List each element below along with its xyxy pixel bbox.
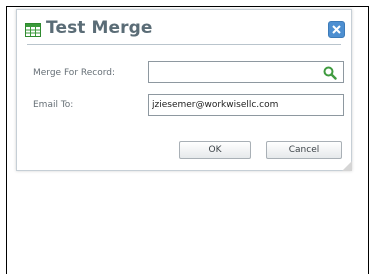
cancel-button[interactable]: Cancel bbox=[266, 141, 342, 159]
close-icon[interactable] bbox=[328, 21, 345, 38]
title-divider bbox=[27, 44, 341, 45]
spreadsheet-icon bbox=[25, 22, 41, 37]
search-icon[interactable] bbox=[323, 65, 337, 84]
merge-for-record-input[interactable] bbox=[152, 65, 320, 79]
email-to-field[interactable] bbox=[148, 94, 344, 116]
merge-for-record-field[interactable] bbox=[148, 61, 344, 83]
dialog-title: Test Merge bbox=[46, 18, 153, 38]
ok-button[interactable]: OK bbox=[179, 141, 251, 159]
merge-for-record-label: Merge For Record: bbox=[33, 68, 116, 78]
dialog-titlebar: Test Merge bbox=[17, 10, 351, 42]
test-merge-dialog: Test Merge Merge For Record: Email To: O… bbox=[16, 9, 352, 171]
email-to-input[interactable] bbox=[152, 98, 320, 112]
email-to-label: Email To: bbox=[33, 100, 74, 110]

══════════════════════════════

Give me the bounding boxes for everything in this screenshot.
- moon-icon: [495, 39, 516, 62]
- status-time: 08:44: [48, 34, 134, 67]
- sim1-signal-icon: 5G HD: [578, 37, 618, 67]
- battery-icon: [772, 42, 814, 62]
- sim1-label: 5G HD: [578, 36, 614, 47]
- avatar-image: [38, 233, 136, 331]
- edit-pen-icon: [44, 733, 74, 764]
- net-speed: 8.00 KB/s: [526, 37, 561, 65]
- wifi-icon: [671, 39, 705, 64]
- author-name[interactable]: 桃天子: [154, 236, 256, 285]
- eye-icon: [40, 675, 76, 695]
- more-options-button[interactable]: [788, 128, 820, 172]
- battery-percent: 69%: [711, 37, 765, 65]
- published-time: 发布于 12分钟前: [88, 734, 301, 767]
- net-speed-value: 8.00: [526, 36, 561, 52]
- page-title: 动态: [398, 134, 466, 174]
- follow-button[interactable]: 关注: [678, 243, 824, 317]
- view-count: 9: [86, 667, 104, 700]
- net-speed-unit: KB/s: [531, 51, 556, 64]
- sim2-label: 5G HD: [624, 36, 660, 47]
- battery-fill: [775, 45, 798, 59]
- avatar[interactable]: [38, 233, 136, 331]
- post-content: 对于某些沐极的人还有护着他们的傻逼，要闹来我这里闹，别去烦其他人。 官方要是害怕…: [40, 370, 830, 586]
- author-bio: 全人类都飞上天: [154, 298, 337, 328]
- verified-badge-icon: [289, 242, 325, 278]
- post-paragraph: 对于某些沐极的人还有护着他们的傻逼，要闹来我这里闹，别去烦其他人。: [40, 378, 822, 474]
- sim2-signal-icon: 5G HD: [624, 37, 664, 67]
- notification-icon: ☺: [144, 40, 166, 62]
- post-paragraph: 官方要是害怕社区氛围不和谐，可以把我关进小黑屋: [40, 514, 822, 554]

══════════════════════════════

# Instructions for the task
Convert the part of the records that opens with the line containing "Give me the" and closes with the line containing "- page-title: 动态: [398, 134, 466, 174]" into a numbered list, dropping any blank lines.

# Solution
1. Give me the bounding boxes for everything in this screenshot.
2. - moon-icon: [495, 39, 516, 62]
3. - status-time: 08:44: [48, 34, 134, 67]
4. - sim1-signal-icon: 5G HD: [578, 37, 618, 67]
5. - battery-icon: [772, 42, 814, 62]
6. - sim1-label: 5G HD: [578, 36, 614, 47]
7. - avatar-image: [38, 233, 136, 331]
8. - edit-pen-icon: [44, 733, 74, 764]
9. - net-speed: 8.00 KB/s: [526, 37, 561, 65]
10. - wifi-icon: [671, 39, 705, 64]
11. - author-name[interactable]: 桃天子: [154, 236, 256, 285]
12. - eye-icon: [40, 675, 76, 695]
13. - more-options-button[interactable]: [788, 128, 820, 172]
14. - battery-percent: 69%: [711, 37, 765, 65]
15. - published-time: 发布于 12分钟前: [88, 734, 301, 767]
16. - net-speed-value: 8.00: [526, 36, 561, 52]
17. - page-title: 动态: [398, 134, 466, 174]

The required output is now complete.